▶ _THINGS TO DO_
1. Render this sentence from the Ypres excavation article into French: "But this important historical site is soon to be bulldozed to make way for a motorway."
2. Transcribe everything in the Ypres excavation article from "Archaeologists excavating the" down to "jars and newspapers.".

▶ _SELECTED EXCERPT_
[Start of section]
By Emma Jane Kirby BBC, Ypres |

Archaeologists excavating the route of a planned motorway near Ypres in Belgium have uncovered a series of trenches very little changed from the day they were abandoned at the end of World War I.
They contained the bodies of some soldiers, together with weapons, and objects used by the troops to help pass the time.
 Trench warfare was a horrific feature of World War I |
This is the first time the battlefields of Ypres have been excavated professionally, with a team of Belgian archaeologists working alongside military experts from Britain. The dig has revealed a network of trenches which were home to thousands of British, Australian, Canadian and Indian soldiers between 1914 and 1918.
Excavation workers have filled a ship's container with artefacts from the period which include rifles, rum jars and newspapers.
 | YPRES BATTLES Ypres and its Flanders surroundings were the scene of three major WWI battles UK and France suffered estimated 500,000 casualties German losses put at more than 420,000 55,000 UK and Commonwealth soldiers who died have no known grave Their names are recorded on Ypres' Menin Gate, where the Last Post is sounded nightly |
Five bodies still in uniform have also been recovered. The MoD is now trying to trace the relatives of one man who they believe died fighting with the Fifth Battalion Northumberland Fusiliers.
But this important historical site is soon to be bulldozed to make way for a motorway.
War graves protection groups are campaigning to get the road re-routed but historians warn that there would be nothing gained from changing the building plans.
Ypres was such a significant World War I battlefield that the whole area is riddled with trenches and unmarked graves.
[End of section]
▶ _DATA TO EXAMINE_
[Start of section]
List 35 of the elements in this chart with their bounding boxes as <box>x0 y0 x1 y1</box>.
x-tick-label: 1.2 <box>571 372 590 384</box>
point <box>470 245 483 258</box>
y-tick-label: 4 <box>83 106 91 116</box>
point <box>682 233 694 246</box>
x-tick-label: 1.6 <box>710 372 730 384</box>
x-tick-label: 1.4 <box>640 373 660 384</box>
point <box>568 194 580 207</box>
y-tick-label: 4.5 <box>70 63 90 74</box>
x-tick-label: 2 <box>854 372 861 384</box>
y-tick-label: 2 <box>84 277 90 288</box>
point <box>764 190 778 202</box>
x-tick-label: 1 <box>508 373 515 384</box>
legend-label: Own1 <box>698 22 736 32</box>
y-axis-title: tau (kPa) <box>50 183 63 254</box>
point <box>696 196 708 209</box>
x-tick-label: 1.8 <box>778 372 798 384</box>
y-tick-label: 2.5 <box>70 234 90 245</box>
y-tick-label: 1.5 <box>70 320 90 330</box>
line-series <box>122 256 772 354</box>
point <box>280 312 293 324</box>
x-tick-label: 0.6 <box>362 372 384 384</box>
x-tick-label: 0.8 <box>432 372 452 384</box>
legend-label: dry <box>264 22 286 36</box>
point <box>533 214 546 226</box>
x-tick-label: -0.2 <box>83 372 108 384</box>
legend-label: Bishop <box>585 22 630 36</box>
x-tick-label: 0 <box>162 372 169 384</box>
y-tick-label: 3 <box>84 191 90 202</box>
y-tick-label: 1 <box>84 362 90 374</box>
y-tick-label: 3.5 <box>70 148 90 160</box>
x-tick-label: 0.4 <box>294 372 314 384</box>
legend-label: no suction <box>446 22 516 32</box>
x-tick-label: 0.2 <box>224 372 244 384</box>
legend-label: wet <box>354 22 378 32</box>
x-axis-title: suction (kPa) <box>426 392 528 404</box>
[End of section]
▶ _OUTPUTS IN ORDER_
1. Mais ce site historique important sera bientôt rasé au bulldozer pour laisser place à une autoroute.

2.
Archaeologists excavating the route of a planned motorway near Ypres in Belgium have uncovered a series of trenches very little changed from the day they were abandoned at the end of World War I.
They contained the bodies of some soldiers, together with weapons, and objects used by the troops to help pass the time.
 Trench warfare was a horrific feature of World War I |
This is the first time the battlefields of Ypres have been excavated professionally, with a team of Belgian archaeologists working alongside military experts from Britain. The dig has revealed a network of trenches which were home to thousands of British, Australian, Canadian and Indian soldiers between 1914 and 1918.
Excavation workers have filled a ship's container with artefacts from the period which include rifles, rum jars and newspapers.